Only the number is wanted: count the lines that contain "degrees".
==========
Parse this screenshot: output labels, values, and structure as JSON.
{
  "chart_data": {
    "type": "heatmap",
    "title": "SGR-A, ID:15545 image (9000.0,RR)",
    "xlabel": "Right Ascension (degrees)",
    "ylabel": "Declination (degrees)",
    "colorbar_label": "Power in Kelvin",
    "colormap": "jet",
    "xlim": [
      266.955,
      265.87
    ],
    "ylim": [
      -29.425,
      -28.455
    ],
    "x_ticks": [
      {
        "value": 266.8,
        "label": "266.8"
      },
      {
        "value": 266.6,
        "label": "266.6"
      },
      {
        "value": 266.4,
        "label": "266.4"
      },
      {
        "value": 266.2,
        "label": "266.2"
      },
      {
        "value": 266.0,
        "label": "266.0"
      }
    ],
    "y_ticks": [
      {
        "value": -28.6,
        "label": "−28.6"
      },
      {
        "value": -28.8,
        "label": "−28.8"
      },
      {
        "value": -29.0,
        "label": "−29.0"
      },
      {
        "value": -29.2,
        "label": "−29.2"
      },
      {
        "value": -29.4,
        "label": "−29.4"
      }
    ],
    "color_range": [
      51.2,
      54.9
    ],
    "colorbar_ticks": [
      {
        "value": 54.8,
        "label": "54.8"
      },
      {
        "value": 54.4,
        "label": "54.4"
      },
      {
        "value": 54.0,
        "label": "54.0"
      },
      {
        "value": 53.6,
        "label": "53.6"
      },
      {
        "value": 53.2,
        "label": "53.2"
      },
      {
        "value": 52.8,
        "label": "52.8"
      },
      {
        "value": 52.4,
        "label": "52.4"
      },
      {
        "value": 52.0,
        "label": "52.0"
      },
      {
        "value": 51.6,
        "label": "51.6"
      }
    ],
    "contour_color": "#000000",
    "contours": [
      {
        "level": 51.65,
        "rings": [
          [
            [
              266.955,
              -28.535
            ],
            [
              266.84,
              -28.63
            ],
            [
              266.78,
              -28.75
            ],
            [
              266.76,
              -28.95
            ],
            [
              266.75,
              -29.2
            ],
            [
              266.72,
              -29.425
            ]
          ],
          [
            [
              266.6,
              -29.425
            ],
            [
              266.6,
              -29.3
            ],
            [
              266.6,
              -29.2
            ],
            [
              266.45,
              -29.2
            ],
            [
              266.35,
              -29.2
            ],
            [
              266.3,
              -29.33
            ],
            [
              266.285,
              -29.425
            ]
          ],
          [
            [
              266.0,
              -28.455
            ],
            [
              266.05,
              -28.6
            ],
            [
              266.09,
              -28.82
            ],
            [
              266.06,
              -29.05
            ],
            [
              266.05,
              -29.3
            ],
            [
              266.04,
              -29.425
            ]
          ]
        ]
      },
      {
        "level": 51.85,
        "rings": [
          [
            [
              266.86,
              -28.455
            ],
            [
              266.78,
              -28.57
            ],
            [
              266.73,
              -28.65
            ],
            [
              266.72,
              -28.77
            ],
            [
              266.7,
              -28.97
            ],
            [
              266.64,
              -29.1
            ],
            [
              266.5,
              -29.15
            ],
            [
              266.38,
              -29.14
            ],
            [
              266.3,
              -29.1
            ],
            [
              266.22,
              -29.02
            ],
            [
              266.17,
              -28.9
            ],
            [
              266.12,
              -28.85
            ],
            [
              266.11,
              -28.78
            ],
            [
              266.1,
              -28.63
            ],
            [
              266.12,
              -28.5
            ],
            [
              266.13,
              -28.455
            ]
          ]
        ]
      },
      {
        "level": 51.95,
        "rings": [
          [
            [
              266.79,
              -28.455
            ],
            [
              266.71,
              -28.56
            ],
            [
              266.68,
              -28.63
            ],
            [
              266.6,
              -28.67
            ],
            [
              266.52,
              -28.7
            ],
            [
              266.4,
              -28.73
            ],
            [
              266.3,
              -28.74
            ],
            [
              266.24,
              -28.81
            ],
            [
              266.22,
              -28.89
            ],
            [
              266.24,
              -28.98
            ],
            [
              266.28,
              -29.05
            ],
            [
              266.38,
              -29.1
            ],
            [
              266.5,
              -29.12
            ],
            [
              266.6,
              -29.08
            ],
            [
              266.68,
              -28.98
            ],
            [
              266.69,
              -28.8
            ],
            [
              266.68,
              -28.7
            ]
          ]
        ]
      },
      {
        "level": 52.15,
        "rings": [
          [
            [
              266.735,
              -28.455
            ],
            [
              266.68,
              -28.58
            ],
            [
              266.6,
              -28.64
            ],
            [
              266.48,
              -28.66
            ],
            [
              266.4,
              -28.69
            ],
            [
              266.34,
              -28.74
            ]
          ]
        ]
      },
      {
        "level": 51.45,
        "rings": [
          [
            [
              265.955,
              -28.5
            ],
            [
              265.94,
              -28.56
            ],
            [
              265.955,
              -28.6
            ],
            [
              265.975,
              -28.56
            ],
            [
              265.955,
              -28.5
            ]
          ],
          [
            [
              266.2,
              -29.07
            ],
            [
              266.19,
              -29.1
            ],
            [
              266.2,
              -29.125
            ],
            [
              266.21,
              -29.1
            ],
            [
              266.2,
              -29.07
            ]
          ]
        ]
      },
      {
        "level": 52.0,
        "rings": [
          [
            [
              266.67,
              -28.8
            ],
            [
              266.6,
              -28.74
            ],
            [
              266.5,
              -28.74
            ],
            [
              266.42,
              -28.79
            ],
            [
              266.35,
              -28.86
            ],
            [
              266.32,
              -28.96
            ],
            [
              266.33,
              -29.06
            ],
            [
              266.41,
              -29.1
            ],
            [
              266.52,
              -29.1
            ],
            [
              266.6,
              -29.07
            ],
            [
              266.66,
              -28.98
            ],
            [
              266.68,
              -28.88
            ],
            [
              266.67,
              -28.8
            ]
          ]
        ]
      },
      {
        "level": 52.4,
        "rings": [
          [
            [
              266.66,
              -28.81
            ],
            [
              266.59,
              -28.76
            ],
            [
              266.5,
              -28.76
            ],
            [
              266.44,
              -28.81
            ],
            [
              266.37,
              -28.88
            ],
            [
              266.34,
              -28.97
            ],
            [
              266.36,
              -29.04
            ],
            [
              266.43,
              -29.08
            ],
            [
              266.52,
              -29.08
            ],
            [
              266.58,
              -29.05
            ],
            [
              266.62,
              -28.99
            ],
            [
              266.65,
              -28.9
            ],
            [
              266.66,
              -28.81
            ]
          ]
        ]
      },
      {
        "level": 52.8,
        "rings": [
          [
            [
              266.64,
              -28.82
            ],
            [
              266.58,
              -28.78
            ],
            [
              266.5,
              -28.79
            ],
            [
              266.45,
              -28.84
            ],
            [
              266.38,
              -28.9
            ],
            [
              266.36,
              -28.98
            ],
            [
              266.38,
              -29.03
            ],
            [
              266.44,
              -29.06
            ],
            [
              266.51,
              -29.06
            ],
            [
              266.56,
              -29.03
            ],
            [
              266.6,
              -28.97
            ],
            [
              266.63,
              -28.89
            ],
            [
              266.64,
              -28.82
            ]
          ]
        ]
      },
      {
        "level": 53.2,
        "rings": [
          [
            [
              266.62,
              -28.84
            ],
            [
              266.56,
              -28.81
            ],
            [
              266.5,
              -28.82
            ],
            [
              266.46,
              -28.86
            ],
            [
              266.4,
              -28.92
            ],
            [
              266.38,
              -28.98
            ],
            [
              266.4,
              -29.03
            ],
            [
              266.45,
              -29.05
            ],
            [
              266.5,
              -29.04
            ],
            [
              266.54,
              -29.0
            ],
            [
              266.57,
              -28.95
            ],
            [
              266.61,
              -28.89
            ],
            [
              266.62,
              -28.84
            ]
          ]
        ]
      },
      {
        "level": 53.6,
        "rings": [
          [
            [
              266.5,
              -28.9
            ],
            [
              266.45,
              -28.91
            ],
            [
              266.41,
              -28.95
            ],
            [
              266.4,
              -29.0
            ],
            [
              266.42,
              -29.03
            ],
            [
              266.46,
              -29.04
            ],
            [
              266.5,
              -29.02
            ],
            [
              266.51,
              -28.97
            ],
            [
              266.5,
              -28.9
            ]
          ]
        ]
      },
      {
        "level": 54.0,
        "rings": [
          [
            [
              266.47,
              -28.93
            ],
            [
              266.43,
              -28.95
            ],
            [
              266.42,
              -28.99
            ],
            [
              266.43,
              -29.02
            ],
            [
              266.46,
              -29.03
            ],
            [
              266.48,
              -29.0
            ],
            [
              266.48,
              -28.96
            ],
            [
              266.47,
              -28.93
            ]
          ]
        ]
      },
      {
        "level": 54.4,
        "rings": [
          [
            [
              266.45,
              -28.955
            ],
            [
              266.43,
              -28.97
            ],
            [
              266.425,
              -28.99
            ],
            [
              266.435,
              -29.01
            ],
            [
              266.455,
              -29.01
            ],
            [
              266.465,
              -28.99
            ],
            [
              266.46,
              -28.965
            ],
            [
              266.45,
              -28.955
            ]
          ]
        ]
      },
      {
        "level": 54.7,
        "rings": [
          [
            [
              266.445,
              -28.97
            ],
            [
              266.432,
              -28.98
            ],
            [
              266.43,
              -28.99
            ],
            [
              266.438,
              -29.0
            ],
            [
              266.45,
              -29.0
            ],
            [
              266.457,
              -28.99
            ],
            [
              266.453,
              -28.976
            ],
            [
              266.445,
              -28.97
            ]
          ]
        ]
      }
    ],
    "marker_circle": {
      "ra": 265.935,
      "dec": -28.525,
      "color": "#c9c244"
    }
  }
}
==========
- _Solution for this problem_
2